• PROBLEM TO SOLVE:
Here are some entries; quote each one exactly.

• ENTRIES SHOWN:
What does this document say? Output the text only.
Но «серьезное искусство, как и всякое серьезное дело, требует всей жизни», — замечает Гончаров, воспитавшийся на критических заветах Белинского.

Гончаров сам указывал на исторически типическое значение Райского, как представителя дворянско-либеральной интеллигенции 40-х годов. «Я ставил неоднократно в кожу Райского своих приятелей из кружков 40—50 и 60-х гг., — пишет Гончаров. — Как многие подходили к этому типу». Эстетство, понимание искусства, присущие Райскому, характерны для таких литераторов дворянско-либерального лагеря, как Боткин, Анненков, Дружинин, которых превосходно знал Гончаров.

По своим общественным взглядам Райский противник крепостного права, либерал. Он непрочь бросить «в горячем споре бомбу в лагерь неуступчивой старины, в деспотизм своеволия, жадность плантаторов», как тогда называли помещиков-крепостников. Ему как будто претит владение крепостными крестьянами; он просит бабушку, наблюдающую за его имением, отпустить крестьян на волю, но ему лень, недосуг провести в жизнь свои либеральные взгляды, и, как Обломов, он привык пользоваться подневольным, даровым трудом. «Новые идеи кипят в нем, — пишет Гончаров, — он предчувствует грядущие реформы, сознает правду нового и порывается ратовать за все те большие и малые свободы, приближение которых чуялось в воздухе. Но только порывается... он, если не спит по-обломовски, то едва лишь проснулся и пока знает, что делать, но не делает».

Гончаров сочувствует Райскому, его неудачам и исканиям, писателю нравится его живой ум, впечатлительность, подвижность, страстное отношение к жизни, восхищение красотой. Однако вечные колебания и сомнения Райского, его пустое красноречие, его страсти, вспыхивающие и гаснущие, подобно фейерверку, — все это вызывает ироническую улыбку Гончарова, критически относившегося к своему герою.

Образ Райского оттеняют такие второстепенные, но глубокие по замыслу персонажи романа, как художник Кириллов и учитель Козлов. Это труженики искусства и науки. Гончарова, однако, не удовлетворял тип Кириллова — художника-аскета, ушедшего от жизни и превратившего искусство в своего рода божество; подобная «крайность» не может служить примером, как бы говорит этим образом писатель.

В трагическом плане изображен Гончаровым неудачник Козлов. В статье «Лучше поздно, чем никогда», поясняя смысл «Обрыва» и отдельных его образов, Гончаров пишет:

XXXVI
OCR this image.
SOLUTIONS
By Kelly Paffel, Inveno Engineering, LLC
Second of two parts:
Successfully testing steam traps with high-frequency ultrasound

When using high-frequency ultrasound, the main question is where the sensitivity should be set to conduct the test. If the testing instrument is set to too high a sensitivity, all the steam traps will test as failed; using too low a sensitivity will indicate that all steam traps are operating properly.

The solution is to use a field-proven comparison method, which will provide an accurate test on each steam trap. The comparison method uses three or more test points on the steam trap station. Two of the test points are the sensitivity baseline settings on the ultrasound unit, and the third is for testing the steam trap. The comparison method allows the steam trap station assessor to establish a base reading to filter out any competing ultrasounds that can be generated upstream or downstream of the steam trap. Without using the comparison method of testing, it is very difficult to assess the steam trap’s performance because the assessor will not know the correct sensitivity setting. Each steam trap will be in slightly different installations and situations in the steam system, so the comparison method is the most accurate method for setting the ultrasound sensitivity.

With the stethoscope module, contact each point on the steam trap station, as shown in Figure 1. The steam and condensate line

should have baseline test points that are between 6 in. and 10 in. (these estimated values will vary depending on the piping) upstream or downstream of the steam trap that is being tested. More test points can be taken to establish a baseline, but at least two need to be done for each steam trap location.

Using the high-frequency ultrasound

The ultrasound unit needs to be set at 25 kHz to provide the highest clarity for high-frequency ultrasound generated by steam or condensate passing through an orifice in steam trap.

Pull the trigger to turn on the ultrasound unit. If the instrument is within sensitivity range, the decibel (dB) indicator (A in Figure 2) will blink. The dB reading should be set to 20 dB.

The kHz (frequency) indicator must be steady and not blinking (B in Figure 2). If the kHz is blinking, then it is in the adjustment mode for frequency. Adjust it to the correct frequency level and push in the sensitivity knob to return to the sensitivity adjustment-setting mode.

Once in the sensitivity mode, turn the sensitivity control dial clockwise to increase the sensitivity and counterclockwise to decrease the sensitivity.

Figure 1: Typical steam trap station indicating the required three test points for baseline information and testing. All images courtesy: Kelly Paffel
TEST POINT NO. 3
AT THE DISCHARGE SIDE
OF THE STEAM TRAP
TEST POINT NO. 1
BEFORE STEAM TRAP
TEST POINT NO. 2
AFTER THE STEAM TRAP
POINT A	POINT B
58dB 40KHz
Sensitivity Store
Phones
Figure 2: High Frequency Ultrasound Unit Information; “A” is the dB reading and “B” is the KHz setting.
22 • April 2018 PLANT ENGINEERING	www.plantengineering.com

• SOLUTION FOR THIS EXERCISE:
What does this document say? Output the text only.
Но «серьезное искусство, как и всякое серьезное дело, требует всей жизни», — замечает Гончаров, воспитавшийся на критических заветах Белинского.

Гончаров сам указывал на исторически типическое значение Райского, как представителя дворянско-либеральной интеллигенции 40-х годов. «Я ставил неоднократно в кожу Райского своих приятелей из кружков 40—50 и 60-х гг., — пишет Гончаров. — Как многие подходили к этому типу». Эстетство, понимание искусства, присущие Райскому, характерны для таких литераторов дворянско-либерального лагеря, как Боткин, Анненков, Дружинин, которых превосходно знал Гончаров.

По своим общественным взглядам Райский противник крепостного права, либерал. Он непрочь бросить «в горячем споре бомбу в лагерь неуступчивой старины, в деспотизм своеволия, жадность плантаторов», как тогда называли помещиков-крепостников. Ему как будто претит владение крепостными крестьянами; он просит бабушку, наблюдающую за его имением, отпустить крестьян на волю, но ему лень, недосуг провести в жизнь свои либеральные взгляды, и, как Обломов, он привык пользоваться подневольным, даровым трудом. «Новые идеи кипят в нем, — пишет Гончаров, — он предчувствует грядущие реформы, сознает правду нового и порывается ратовать за все те большие и малые свободы, приближение которых чуялось в воздухе. Но только порывается... он, если не спит по-обломовски, то едва лишь проснулся и пока знает, что делать, но не делает».

Гончаров сочувствует Райскому, его неудачам и исканиям, писателю нравится его живой ум, впечатлительность, подвижность, страстное отношение к жизни, восхищение красотой. Однако вечные колебания и сомнения Райского, его пустое красноречие, его страсти, вспыхивающие и гаснущие, подобно фейерверку, — все это вызывает ироническую улыбку Гончарова, критически относившегося к своему герою.

Образ Райского оттеняют такие второстепенные, но глубокие по замыслу персонажи романа, как художник Кириллов и учитель Козлов. Это труженики искусства и науки. Гончарова, однако, не удовлетворял тип Кириллова — художника-аскета, ушедшего от жизни и превратившего искусство в своего рода божество; подобная «крайность» не может служить примером, как бы говорит этим образом писатель.

В трагическом плане изображен Гончаровым неудачник Козлов. В статье «Лучше поздно, чем никогда», поясняя смысл «Обрыва» и отдельных его образов, Гончаров пишет:

XXXVI
OCR this image.
SOLUTIONS
By Kelly Paffel, Inveno Engineering, LLC
Second of two parts:
Successfully testing steam traps with high-frequency ultrasound

When using high-frequency ultrasound, the main question is where the sensitivity should be set to conduct the test. If the testing instrument is set to too high a sensitivity, all the steam traps will test as failed; using too low a sensitivity will indicate that all steam traps are operating properly.

The solution is to use a field-proven comparison method, which will provide an accurate test on each steam trap. The comparison method uses three or more test points on the steam trap station. Two of the test points are the sensitivity baseline settings on the ultrasound unit, and the third is for testing the steam trap. The comparison method allows the steam trap station assessor to establish a base reading to filter out any competing ultrasounds that can be generated upstream or downstream of the steam trap. Without using the comparison method of testing, it is very difficult to assess the steam trap’s performance because the assessor will not know the correct sensitivity setting. Each steam trap will be in slightly different installations and situations in the steam system, so the comparison method is the most accurate method for setting the ultrasound sensitivity.

With the stethoscope module, contact each point on the steam trap station, as shown in Figure 1. The steam and condensate line

should have baseline test points that are between 6 in. and 10 in. (these estimated values will vary depending on the piping) upstream or downstream of the steam trap that is being tested. More test points can be taken to establish a baseline, but at least two need to be done for each steam trap location.

Using the high-frequency ultrasound

The ultrasound unit needs to be set at 25 kHz to provide the highest clarity for high-frequency ultrasound generated by steam or condensate passing through an orifice in steam trap.

Pull the trigger to turn on the ultrasound unit. If the instrument is within sensitivity range, the decibel (dB) indicator (A in Figure 2) will blink. The dB reading should be set to 20 dB.

The kHz (frequency) indicator must be steady and not blinking (B in Figure 2). If the kHz is blinking, then it is in the adjustment mode for frequency. Adjust it to the correct frequency level and push in the sensitivity knob to return to the sensitivity adjustment-setting mode.

Once in the sensitivity mode, turn the sensitivity control dial clockwise to increase the sensitivity and counterclockwise to decrease the sensitivity.

Figure 1: Typical steam trap station indicating the required three test points for baseline information and testing. All images courtesy: Kelly Paffel
TEST POINT NO. 3
AT THE DISCHARGE SIDE
OF THE STEAM TRAP
TEST POINT NO. 1
BEFORE STEAM TRAP
TEST POINT NO. 2
AFTER THE STEAM TRAP
POINT A	POINT B
58dB 40KHz
Sensitivity Store
Phones
Figure 2: High Frequency Ultrasound Unit Information; “A” is the dB reading and “B” is the KHz setting.
22 • April 2018 PLANT ENGINEERING	www.plantengineering.com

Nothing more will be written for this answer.